§ **SUPPLIED RECORDS**
++++
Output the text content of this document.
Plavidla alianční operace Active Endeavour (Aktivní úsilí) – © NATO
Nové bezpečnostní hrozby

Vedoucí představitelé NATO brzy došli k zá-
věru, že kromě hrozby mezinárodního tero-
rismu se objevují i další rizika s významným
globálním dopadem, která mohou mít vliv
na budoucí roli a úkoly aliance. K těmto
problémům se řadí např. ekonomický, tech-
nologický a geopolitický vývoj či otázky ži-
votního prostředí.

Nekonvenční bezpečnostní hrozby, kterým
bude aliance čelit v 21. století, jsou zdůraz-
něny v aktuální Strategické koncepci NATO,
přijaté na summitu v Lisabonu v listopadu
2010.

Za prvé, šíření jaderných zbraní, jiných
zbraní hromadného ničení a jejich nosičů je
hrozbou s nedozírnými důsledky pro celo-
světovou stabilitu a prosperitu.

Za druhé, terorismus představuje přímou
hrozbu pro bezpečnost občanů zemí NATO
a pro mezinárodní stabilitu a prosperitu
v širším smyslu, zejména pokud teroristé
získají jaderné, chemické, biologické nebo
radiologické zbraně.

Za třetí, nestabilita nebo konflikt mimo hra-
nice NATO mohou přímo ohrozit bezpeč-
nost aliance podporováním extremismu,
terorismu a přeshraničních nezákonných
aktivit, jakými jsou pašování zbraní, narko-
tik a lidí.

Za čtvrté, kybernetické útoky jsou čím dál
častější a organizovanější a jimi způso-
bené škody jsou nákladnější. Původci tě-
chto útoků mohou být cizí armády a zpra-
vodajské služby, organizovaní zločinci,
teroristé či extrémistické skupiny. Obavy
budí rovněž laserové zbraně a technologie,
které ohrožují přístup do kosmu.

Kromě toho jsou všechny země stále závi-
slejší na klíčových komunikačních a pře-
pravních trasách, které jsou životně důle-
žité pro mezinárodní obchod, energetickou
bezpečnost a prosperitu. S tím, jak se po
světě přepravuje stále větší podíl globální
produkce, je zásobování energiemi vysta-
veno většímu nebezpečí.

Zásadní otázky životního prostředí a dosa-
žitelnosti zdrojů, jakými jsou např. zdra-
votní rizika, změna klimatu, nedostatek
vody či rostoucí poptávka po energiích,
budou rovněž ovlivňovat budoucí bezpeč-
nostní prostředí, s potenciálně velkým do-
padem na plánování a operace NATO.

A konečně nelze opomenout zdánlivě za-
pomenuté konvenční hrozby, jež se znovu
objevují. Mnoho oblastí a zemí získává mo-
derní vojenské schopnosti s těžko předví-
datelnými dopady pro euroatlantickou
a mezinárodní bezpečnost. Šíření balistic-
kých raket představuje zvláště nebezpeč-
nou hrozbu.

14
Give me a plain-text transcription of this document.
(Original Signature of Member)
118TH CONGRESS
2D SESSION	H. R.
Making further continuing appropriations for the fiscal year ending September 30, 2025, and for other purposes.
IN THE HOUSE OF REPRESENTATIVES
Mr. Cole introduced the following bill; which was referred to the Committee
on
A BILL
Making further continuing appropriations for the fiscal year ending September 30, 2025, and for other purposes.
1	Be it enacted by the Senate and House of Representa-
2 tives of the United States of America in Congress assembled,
++++
Take the listing above and write it out again exactly.

§ **WRITTEN ANSWER**
Output the text content of this document.
Plavidla alianční operace Active Endeavour (Aktivní úsilí) – © NATO
Nové bezpečnostní hrozby

Vedoucí představitelé NATO brzy došli k zá-
věru, že kromě hrozby mezinárodního tero-
rismu se objevují i další rizika s významným
globálním dopadem, která mohou mít vliv
na budoucí roli a úkoly aliance. K těmto
problémům se řadí např. ekonomický, tech-
nologický a geopolitický vývoj či otázky ži-
votního prostředí.

Nekonvenční bezpečnostní hrozby, kterým
bude aliance čelit v 21. století, jsou zdůraz-
něny v aktuální Strategické koncepci NATO,
přijaté na summitu v Lisabonu v listopadu
2010.

Za prvé, šíření jaderných zbraní, jiných
zbraní hromadného ničení a jejich nosičů je
hrozbou s nedozírnými důsledky pro celo-
světovou stabilitu a prosperitu.

Za druhé, terorismus představuje přímou
hrozbu pro bezpečnost občanů zemí NATO
a pro mezinárodní stabilitu a prosperitu
v širším smyslu, zejména pokud teroristé
získají jaderné, chemické, biologické nebo
radiologické zbraně.

Za třetí, nestabilita nebo konflikt mimo hra-
nice NATO mohou přímo ohrozit bezpeč-
nost aliance podporováním extremismu,
terorismu a přeshraničních nezákonných
aktivit, jakými jsou pašování zbraní, narko-
tik a lidí.

Za čtvrté, kybernetické útoky jsou čím dál
častější a organizovanější a jimi způso-
bené škody jsou nákladnější. Původci tě-
chto útoků mohou být cizí armády a zpra-
vodajské služby, organizovaní zločinci,
teroristé či extrémistické skupiny. Obavy
budí rovněž laserové zbraně a technologie,
které ohrožují přístup do kosmu.

Kromě toho jsou všechny země stále závi-
slejší na klíčových komunikačních a pře-
pravních trasách, které jsou životně důle-
žité pro mezinárodní obchod, energetickou
bezpečnost a prosperitu. S tím, jak se po
světě přepravuje stále větší podíl globální
produkce, je zásobování energiemi vysta-
veno většímu nebezpečí.

Zásadní otázky životního prostředí a dosa-
žitelnosti zdrojů, jakými jsou např. zdra-
votní rizika, změna klimatu, nedostatek
vody či rostoucí poptávka po energiích,
budou rovněž ovlivňovat budoucí bezpeč-
nostní prostředí, s potenciálně velkým do-
padem na plánování a operace NATO.

A konečně nelze opomenout zdánlivě za-
pomenuté konvenční hrozby, jež se znovu
objevují. Mnoho oblastí a zemí získává mo-
derní vojenské schopnosti s těžko předví-
datelnými dopady pro euroatlantickou
a mezinárodní bezpečnost. Šíření balistic-
kých raket představuje zvláště nebezpeč-
nou hrozbu.

14
Give me a plain-text transcription of this document.
(Original Signature of Member)
118TH CONGRESS
2D SESSION	H. R.
Making further continuing appropriations for the fiscal year ending September 30, 2025, and for other purposes.
IN THE HOUSE OF REPRESENTATIVES
Mr. Cole introduced the following bill; which was referred to the Committee
on
A BILL
Making further continuing appropriations for the fiscal year ending September 30, 2025, and for other purposes.
1	Be it enacted by the Senate and House of Representa-
2 tives of the United States of America in Congress assembled,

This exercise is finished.